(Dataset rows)
========================

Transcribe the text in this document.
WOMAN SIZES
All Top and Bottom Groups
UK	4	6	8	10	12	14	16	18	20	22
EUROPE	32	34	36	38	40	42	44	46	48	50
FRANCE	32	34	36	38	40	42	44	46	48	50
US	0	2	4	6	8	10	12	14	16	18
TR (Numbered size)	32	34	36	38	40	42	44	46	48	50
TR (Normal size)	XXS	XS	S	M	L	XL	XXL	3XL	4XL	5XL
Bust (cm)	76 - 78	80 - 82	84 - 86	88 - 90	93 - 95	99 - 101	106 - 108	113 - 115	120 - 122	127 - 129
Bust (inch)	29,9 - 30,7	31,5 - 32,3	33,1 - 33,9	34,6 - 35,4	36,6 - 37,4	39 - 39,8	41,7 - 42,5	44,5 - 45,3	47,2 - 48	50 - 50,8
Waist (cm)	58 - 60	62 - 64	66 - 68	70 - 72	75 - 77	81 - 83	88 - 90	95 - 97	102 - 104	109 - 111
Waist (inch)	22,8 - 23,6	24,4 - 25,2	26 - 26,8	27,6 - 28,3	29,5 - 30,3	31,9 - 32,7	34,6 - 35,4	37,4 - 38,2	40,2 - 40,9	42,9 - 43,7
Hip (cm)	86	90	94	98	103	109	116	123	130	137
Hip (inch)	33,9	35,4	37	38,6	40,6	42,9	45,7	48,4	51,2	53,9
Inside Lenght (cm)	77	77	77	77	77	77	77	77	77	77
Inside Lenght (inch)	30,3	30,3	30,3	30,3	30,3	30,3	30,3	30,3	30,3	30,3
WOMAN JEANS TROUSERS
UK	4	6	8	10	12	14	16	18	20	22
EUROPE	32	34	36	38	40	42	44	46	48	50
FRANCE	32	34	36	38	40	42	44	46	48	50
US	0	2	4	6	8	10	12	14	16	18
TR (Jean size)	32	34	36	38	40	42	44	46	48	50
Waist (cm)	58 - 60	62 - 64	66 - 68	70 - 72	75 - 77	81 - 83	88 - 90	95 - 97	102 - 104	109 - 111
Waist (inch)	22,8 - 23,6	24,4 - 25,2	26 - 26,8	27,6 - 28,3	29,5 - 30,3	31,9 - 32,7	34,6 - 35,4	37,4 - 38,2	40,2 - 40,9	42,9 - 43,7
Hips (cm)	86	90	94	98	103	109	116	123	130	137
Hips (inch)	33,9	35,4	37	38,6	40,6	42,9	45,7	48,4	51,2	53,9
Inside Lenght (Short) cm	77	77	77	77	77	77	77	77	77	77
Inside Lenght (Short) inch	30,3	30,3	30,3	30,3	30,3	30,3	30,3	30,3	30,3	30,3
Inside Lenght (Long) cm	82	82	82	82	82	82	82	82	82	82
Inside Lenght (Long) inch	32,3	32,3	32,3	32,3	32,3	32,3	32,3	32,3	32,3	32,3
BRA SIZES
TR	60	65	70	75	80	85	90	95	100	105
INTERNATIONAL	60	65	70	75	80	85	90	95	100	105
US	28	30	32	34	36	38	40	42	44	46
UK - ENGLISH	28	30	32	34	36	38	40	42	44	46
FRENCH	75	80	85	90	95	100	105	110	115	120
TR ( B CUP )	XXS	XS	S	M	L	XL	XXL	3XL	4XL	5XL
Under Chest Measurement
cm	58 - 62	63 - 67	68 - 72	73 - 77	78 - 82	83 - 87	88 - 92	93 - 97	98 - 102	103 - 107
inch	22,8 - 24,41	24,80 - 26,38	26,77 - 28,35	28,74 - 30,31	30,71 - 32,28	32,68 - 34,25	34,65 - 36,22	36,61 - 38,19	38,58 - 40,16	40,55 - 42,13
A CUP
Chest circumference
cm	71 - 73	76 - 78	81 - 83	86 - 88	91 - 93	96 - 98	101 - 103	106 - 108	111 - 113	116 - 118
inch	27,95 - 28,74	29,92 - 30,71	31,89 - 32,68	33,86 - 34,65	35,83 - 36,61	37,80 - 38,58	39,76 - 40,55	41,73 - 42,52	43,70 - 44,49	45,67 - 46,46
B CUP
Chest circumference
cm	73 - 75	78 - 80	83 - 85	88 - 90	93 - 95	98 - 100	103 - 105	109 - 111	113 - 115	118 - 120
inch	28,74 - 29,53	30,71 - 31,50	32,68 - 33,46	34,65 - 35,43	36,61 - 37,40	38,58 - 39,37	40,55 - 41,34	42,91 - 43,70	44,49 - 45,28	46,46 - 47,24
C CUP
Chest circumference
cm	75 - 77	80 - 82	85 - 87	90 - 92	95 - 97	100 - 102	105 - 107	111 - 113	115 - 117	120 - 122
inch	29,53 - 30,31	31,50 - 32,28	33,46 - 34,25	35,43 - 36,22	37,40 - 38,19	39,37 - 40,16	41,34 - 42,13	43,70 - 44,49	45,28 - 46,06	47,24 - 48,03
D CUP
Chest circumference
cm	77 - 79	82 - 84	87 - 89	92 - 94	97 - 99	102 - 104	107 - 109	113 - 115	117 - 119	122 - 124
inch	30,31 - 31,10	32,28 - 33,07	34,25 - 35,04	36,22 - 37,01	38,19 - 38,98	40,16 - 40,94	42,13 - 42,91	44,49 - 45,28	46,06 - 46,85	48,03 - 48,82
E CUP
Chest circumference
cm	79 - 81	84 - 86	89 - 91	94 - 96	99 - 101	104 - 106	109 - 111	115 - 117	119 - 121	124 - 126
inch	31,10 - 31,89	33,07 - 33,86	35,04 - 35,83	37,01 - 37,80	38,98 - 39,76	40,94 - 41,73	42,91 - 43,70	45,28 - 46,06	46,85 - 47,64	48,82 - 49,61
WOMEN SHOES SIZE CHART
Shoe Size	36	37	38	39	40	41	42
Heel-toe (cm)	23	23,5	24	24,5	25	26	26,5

========================

INSTRUCTIONS TO FOLLOW: Send back all of the entries exactly, with nothing missing.

SOLUTION TO THIS PROBLEM:
Transcribe the text in this document.
WOMAN SIZES
All Top and Bottom Groups
UK	4	6	8	10	12	14	16	18	20	22
EUROPE	32	34	36	38	40	42	44	46	48	50
FRANCE	32	34	36	38	40	42	44	46	48	50
US	0	2	4	6	8	10	12	14	16	18
TR (Numbered size)	32	34	36	38	40	42	44	46	48	50
TR (Normal size)	XXS	XS	S	M	L	XL	XXL	3XL	4XL	5XL
Bust (cm)	76 - 78	80 - 82	84 - 86	88 - 90	93 - 95	99 - 101	106 - 108	113 - 115	120 - 122	127 - 129
Bust (inch)	29,9 - 30,7	31,5 - 32,3	33,1 - 33,9	34,6 - 35,4	36,6 - 37,4	39 - 39,8	41,7 - 42,5	44,5 - 45,3	47,2 - 48	50 - 50,8
Waist (cm)	58 - 60	62 - 64	66 - 68	70 - 72	75 - 77	81 - 83	88 - 90	95 - 97	102 - 104	109 - 111
Waist (inch)	22,8 - 23,6	24,4 - 25,2	26 - 26,8	27,6 - 28,3	29,5 - 30,3	31,9 - 32,7	34,6 - 35,4	37,4 - 38,2	40,2 - 40,9	42,9 - 43,7
Hip (cm)	86	90	94	98	103	109	116	123	130	137
Hip (inch)	33,9	35,4	37	38,6	40,6	42,9	45,7	48,4	51,2	53,9
Inside Lenght (cm)	77	77	77	77	77	77	77	77	77	77
Inside Lenght (inch)	30,3	30,3	30,3	30,3	30,3	30,3	30,3	30,3	30,3	30,3
WOMAN JEANS TROUSERS
UK	4	6	8	10	12	14	16	18	20	22
EUROPE	32	34	36	38	40	42	44	46	48	50
FRANCE	32	34	36	38	40	42	44	46	48	50
US	0	2	4	6	8	10	12	14	16	18
TR (Jean size)	32	34	36	38	40	42	44	46	48	50
Waist (cm)	58 - 60	62 - 64	66 - 68	70 - 72	75 - 77	81 - 83	88 - 90	95 - 97	102 - 104	109 - 111
Waist (inch)	22,8 - 23,6	24,4 - 25,2	26 - 26,8	27,6 - 28,3	29,5 - 30,3	31,9 - 32,7	34,6 - 35,4	37,4 - 38,2	40,2 - 40,9	42,9 - 43,7
Hips (cm)	86	90	94	98	103	109	116	123	130	137
Hips (inch)	33,9	35,4	37	38,6	40,6	42,9	45,7	48,4	51,2	53,9
Inside Lenght (Short) cm	77	77	77	77	77	77	77	77	77	77
Inside Lenght (Short) inch	30,3	30,3	30,3	30,3	30,3	30,3	30,3	30,3	30,3	30,3
Inside Lenght (Long) cm	82	82	82	82	82	82	82	82	82	82
Inside Lenght (Long) inch	32,3	32,3	32,3	32,3	32,3	32,3	32,3	32,3	32,3	32,3
BRA SIZES
TR	60	65	70	75	80	85	90	95	100	105
INTERNATIONAL	60	65	70	75	80	85	90	95	100	105
US	28	30	32	34	36	38	40	42	44	46
UK - ENGLISH	28	30	32	34	36	38	40	42	44	46
FRENCH	75	80	85	90	95	100	105	110	115	120
TR ( B CUP )	XXS	XS	S	M	L	XL	XXL	3XL	4XL	5XL
Under Chest Measurement
cm	58 - 62	63 - 67	68 - 72	73 - 77	78 - 82	83 - 87	88 - 92	93 - 97	98 - 102	103 - 107
inch	22,8 - 24,41	24,80 - 26,38	26,77 - 28,35	28,74 - 30,31	30,71 - 32,28	32,68 - 34,25	34,65 - 36,22	36,61 - 38,19	38,58 - 40,16	40,55 - 42,13
A CUP
Chest circumference
cm	71 - 73	76 - 78	81 - 83	86 - 88	91 - 93	96 - 98	101 - 103	106 - 108	111 - 113	116 - 118
inch	27,95 - 28,74	29,92 - 30,71	31,89 - 32,68	33,86 - 34,65	35,83 - 36,61	37,80 - 38,58	39,76 - 40,55	41,73 - 42,52	43,70 - 44,49	45,67 - 46,46
B CUP
Chest circumference
cm	73 - 75	78 - 80	83 - 85	88 - 90	93 - 95	98 - 100	103 - 105	109 - 111	113 - 115	118 - 120
inch	28,74 - 29,53	30,71 - 31,50	32,68 - 33,46	34,65 - 35,43	36,61 - 37,40	38,58 - 39,37	40,55 - 41,34	42,91 - 43,70	44,49 - 45,28	46,46 - 47,24
C CUP
Chest circumference
cm	75 - 77	80 - 82	85 - 87	90 - 92	95 - 97	100 - 102	105 - 107	111 - 113	115 - 117	120 - 122
inch	29,53 - 30,31	31,50 - 32,28	33,46 - 34,25	35,43 - 36,22	37,40 - 38,19	39,37 - 40,16	41,34 - 42,13	43,70 - 44,49	45,28 - 46,06	47,24 - 48,03
D CUP
Chest circumference
cm	77 - 79	82 - 84	87 - 89	92 - 94	97 - 99	102 - 104	107 - 109	113 - 115	117 - 119	122 - 124
inch	30,31 - 31,10	32,28 - 33,07	34,25 - 35,04	36,22 - 37,01	38,19 - 38,98	40,16 - 40,94	42,13 - 42,91	44,49 - 45,28	46,06 - 46,85	48,03 - 48,82
E CUP
Chest circumference
cm	79 - 81	84 - 86	89 - 91	94 - 96	99 - 101	104 - 106	109 - 111	115 - 117	119 - 121	124 - 126
inch	31,10 - 31,89	33,07 - 33,86	35,04 - 35,83	37,01 - 37,80	38,98 - 39,76	40,94 - 41,73	42,91 - 43,70	45,28 - 46,06	46,85 - 47,64	48,82 - 49,61
WOMEN SHOES SIZE CHART
Shoe Size	36	37	38	39	40	41	42
Heel-toe (cm)	23	23,5	24	24,5	25	26	26,5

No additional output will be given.